Objective:
Copy out each line that includes the word "быть".

Input material:

----------------------------------------

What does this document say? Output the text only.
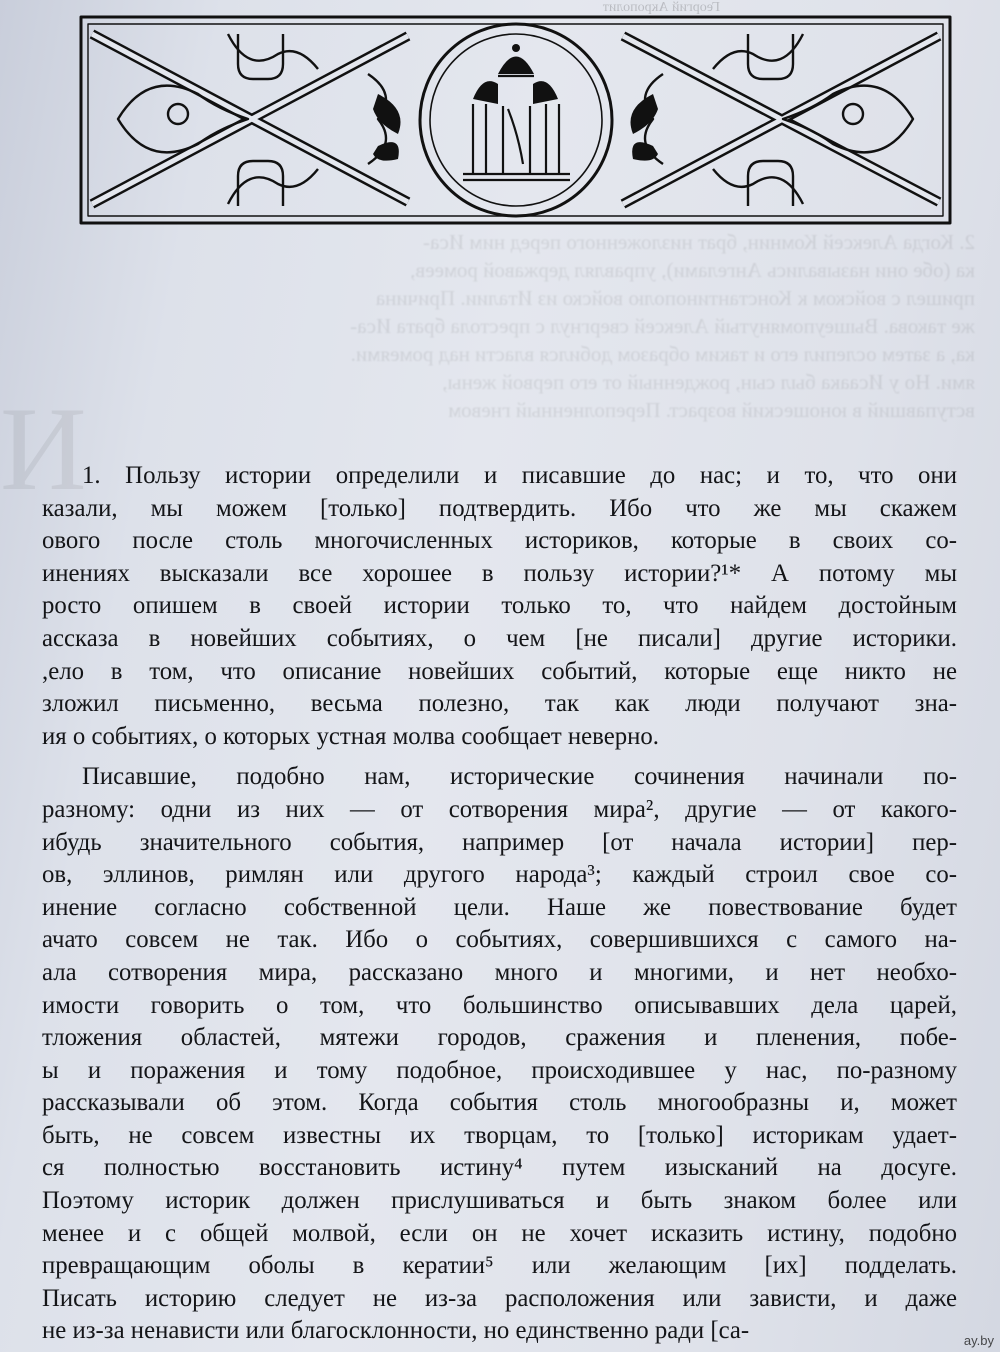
Георгий Акрополит
2. Когда Алексей Комнин, брат низложенного перед ним Иса-
ка (обе они назывались Ангелами), управлял державой ромеев,
пришел с войском к Константинополю войско из Италии. Причина
же такова. Вышеупомянутый Алексей свергнул с престола брата Иса-
ка, а затем ослепил его и таким образом добился власти над ромеями.
ями. Но у Исаака был сын, рожденный от его первой жены,
вступавший в юношеский возраст. Переполненный гневом
И
1. Пользу истории определили и писавшие до нас; и то, что они
казали, мы можем [только] подтвердить. Ибо что же мы скажем
ового после столь многочисленных историков, которые в своих со-
инениях высказали все хорошее в пользу истории?¹* А потому мы
росто опишем в своей истории только то, что найдем достойным
ассказа в новейших событиях, о чем [не писали] другие историки.
,ело в том, что описание новейших событий, которые еще никто не
зложил письменно, весьма полезно, так как люди получают зна-
ия о событиях, о которых устная молва сообщает неверно.
Писавшие, подобно нам, исторические сочинения начинали по-
разному: одни из них — от сотворения мира², другие — от какого-
ибудь значительного события, например [от начала истории] пер-
ов, эллинов, римлян или другого народа³; каждый строил свое со-
инение согласно собственной цели. Наше же повествование будет
ачато совсем не так. Ибо о событиях, совершившихся с самого на-
ала сотворения мира, рассказано много и многими, и нет необхо-
имости говорить о том, что большинство описывавших дела царей,
тложения областей, мятежи городов, сражения и пленения, побе-
ы и поражения и тому подобное, происходившее у нас, по-разному
рассказывали об этом. Когда события столь многообразны и, может
быть, не совсем известны их творцам, то [только] историкам удает-
ся полностью восстановить истину⁴ путем изысканий на досуге.
Поэтому историк должен прислушиваться и быть знаком более или
менее и с общей молвой, если он не хочет исказить истину, подобно
превращающим оболы в кератии⁵ или желающим [их] подделать.
Писать историю следует не из-за расположения или зависти, и даже
не из-за ненависти или благосклонности, но единственно ради [са-	ay.by
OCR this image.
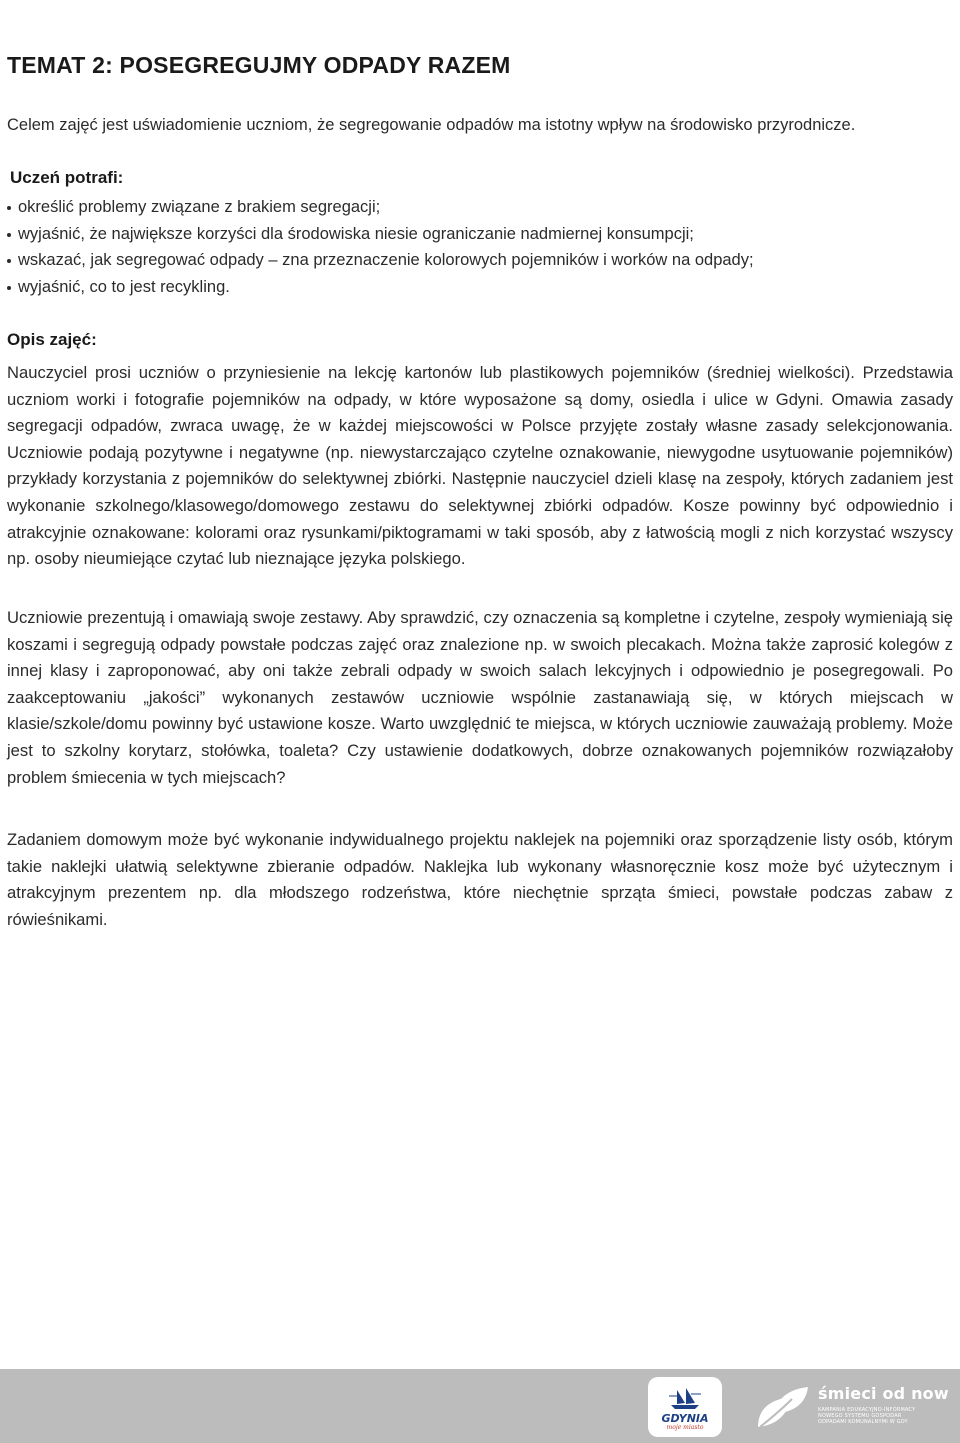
TEMAT 2: POSEGREGUJMY ODPADY RAZEM

Celem zajęć jest uświadomienie uczniom, że segregowanie odpadów ma istotny wpływ na środowisko przyrodnicze.

Uczeń potrafi:

określić problemy związane z brakiem segregacji;
wyjaśnić, że największe korzyści dla środowiska niesie ograniczanie nadmiernej konsumpcji;
wskazać, jak segregować odpady – zna przeznaczenie kolorowych pojemników i worków na odpady;
wyjaśnić, co to jest recykling.

Opis zajęć:

Nauczyciel prosi uczniów o przyniesienie na lekcję kartonów lub plastikowych pojemników (średniej wielkości). Przedstawia uczniom worki i fotografie pojemników na odpady, w które wyposażone są domy, osiedla i ulice w Gdyni. Omawia zasady segregacji odpadów, zwraca uwagę, że w każdej miejscowości w Polsce przyjęte zostały własne zasady selekcjonowania. Uczniowie podają pozytywne i negatywne (np. niewystarczająco czytelne oznakowanie, niewygodne usytuowanie pojemników) przykłady korzystania z pojemników do selektywnej zbiórki. Następnie nauczyciel dzieli klasę na zespoły, których zadaniem jest wykonanie szkolnego/klasowego/domowego zestawu do selektywnej zbiórki odpadów. Kosze powinny być odpowiednio i atrakcyjnie oznakowane: kolorami oraz rysunkami/piktogramami w taki sposób, aby z łatwością mogli z nich korzystać wszyscy np. osoby nieumiejące czytać lub nieznające języka polskiego.

Uczniowie prezentują i omawiają swoje zestawy. Aby sprawdzić, czy oznaczenia są kompletne i czytelne, zespoły wymieniają się koszami i segregują odpady powstałe podczas zajęć oraz znalezione np. w swoich plecakach. Można także zaprosić kolegów z innej klasy i zaproponować, aby oni także zebrali odpady w swoich salach lekcyjnych i odpowiednio je posegregowali. Po zaakceptowaniu „jakości” wykonanych zestawów uczniowie wspólnie zastanawiają się, w których miejscach w klasie/szkole/domu powinny być ustawione kosze. Warto uwzględnić te miejsca, w których uczniowie zauważają problemy. Może jest to szkolny korytarz, stołówka, toaleta? Czy ustawienie dodatkowych, dobrze oznakowanych pojemników rozwiązałoby problem śmiecenia w tych miejscach?

Zadaniem domowym może być wykonanie indywidualnego projektu naklejek na pojemniki oraz sporządzenie listy osób, którym takie naklejki ułatwią selektywne zbieranie odpadów. Naklejka lub wykonany własnoręcznie kosz może być użytecznym i atrakcyjnym prezentem np. dla młodszego rodzeństwa, które niechętnie sprząta śmieci, powstałe podczas zabaw z rówieśnikami.

GDYNIA
moje miasto
śmieci od now
KAMPANIA EDUKACYJNO-INFORMACY
NOWEGO SYSTEMU GOSPODAR
ODPADAMI KOMUNALNYMI W GDY
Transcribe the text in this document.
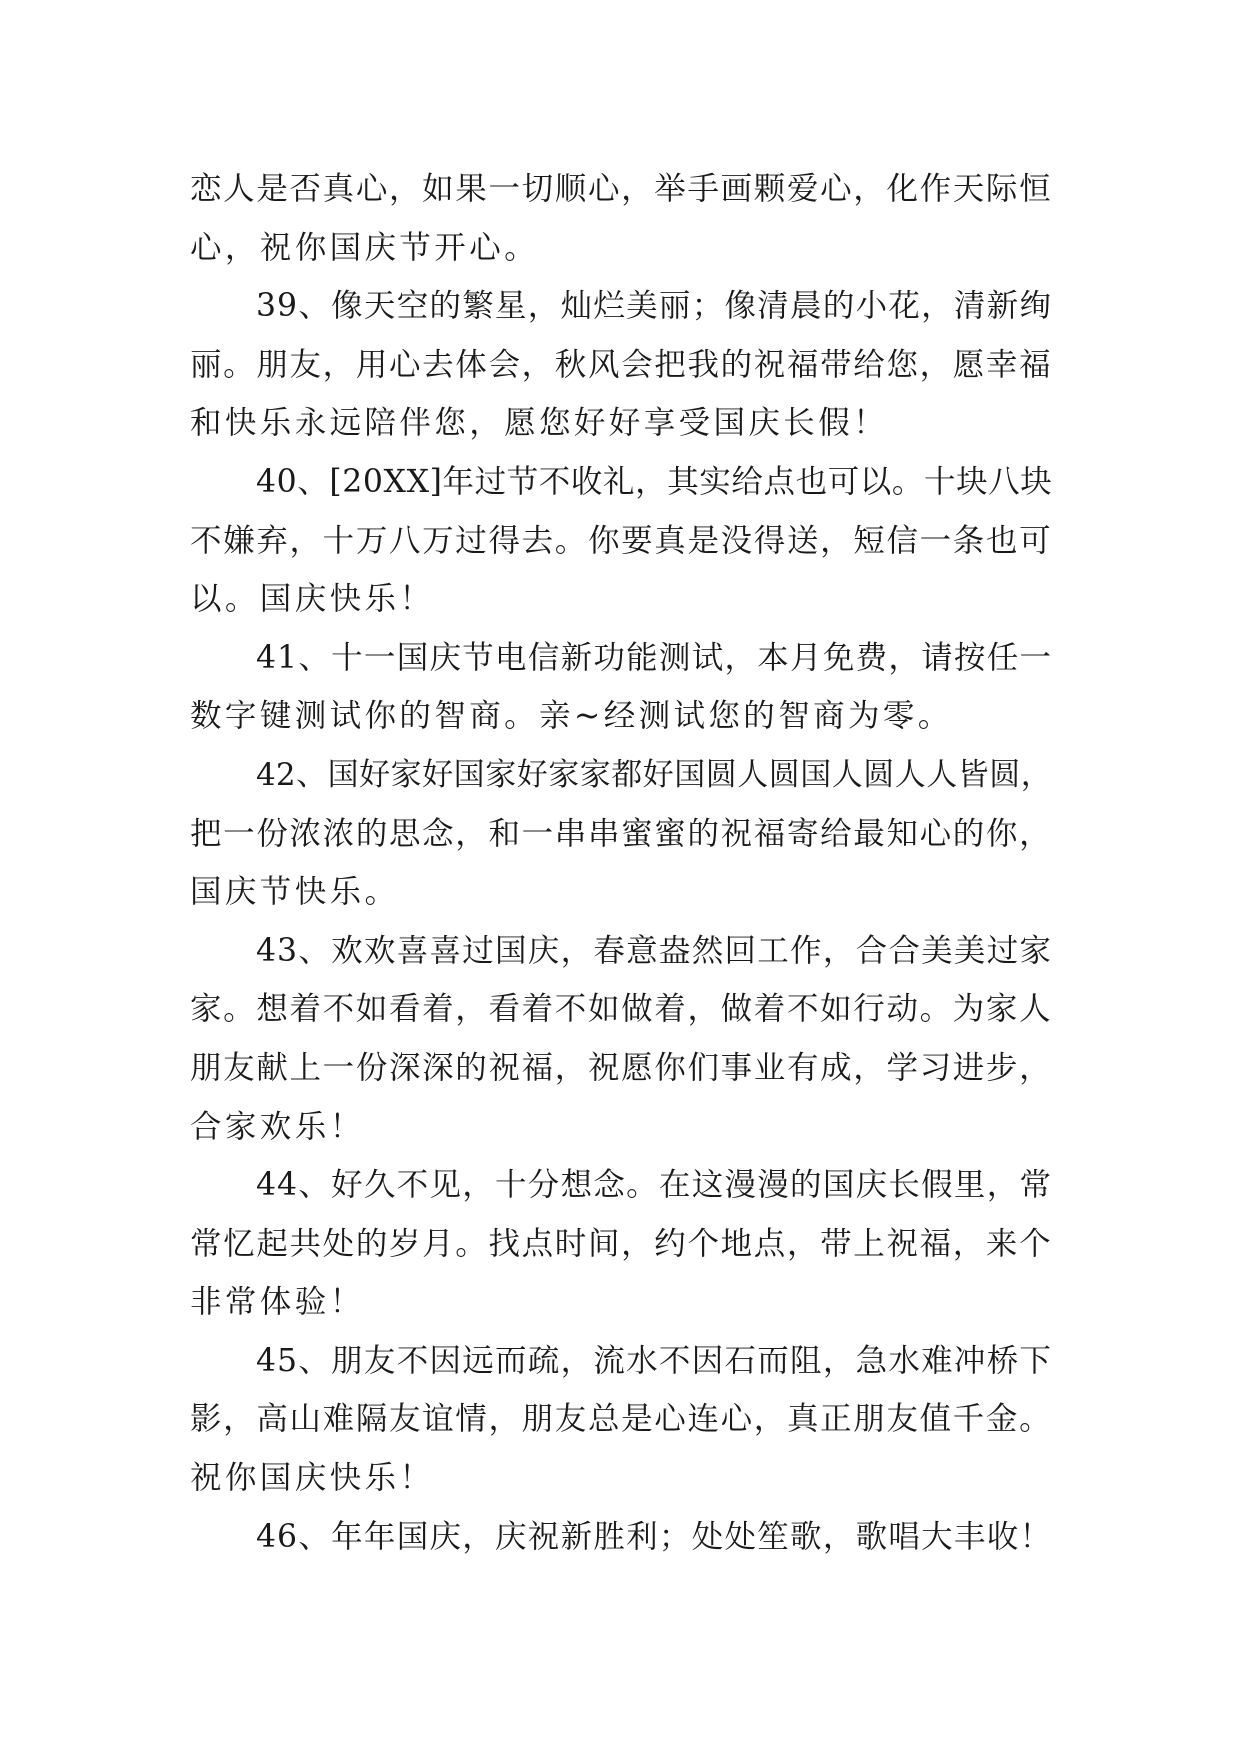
恋人是否真心，如果一切顺心，举手画颗爱心，化作天际恒
心，祝你国庆节开心。

39、像天空的繁星，灿烂美丽；像清晨的小花，清新绚
丽。朋友，用心去体会，秋风会把我的祝福带给您，愿幸福
和快乐永远陪伴您，愿您好好享受国庆长假！

40、[20XX]年过节不收礼，其实给点也可以。十块八块
不嫌弃，十万八万过得去。你要真是没得送，短信一条也可
以。国庆快乐！

41、十一国庆节电信新功能测试，本月免费，请按任一
数字键测试你的智商。亲~经测试您的智商为零。

42、国好家好国家好家家都好国圆人圆国人圆人人皆圆，
把一份浓浓的思念，和一串串蜜蜜的祝福寄给最知心的你，
国庆节快乐。

43、欢欢喜喜过国庆，春意盎然回工作，合合美美过家
家。想着不如看着，看着不如做着，做着不如行动。为家人
朋友献上一份深深的祝福，祝愿你们事业有成，学习进步，
合家欢乐！

44、好久不见，十分想念。在这漫漫的国庆长假里，常
常忆起共处的岁月。找点时间，约个地点，带上祝福，来个
非常体验！

45、朋友不因远而疏，流水不因石而阻，急水难冲桥下
影，高山难隔友谊情，朋友总是心连心，真正朋友值千金。
祝你国庆快乐！

46、年年国庆，庆祝新胜利；处处笙歌，歌唱大丰收！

----------------------------------------

Solution to this problem:
быть, не совсем известны их творцам, то [только] историкам удает-
Поэтому историк должен прислушиваться и быть знаком более или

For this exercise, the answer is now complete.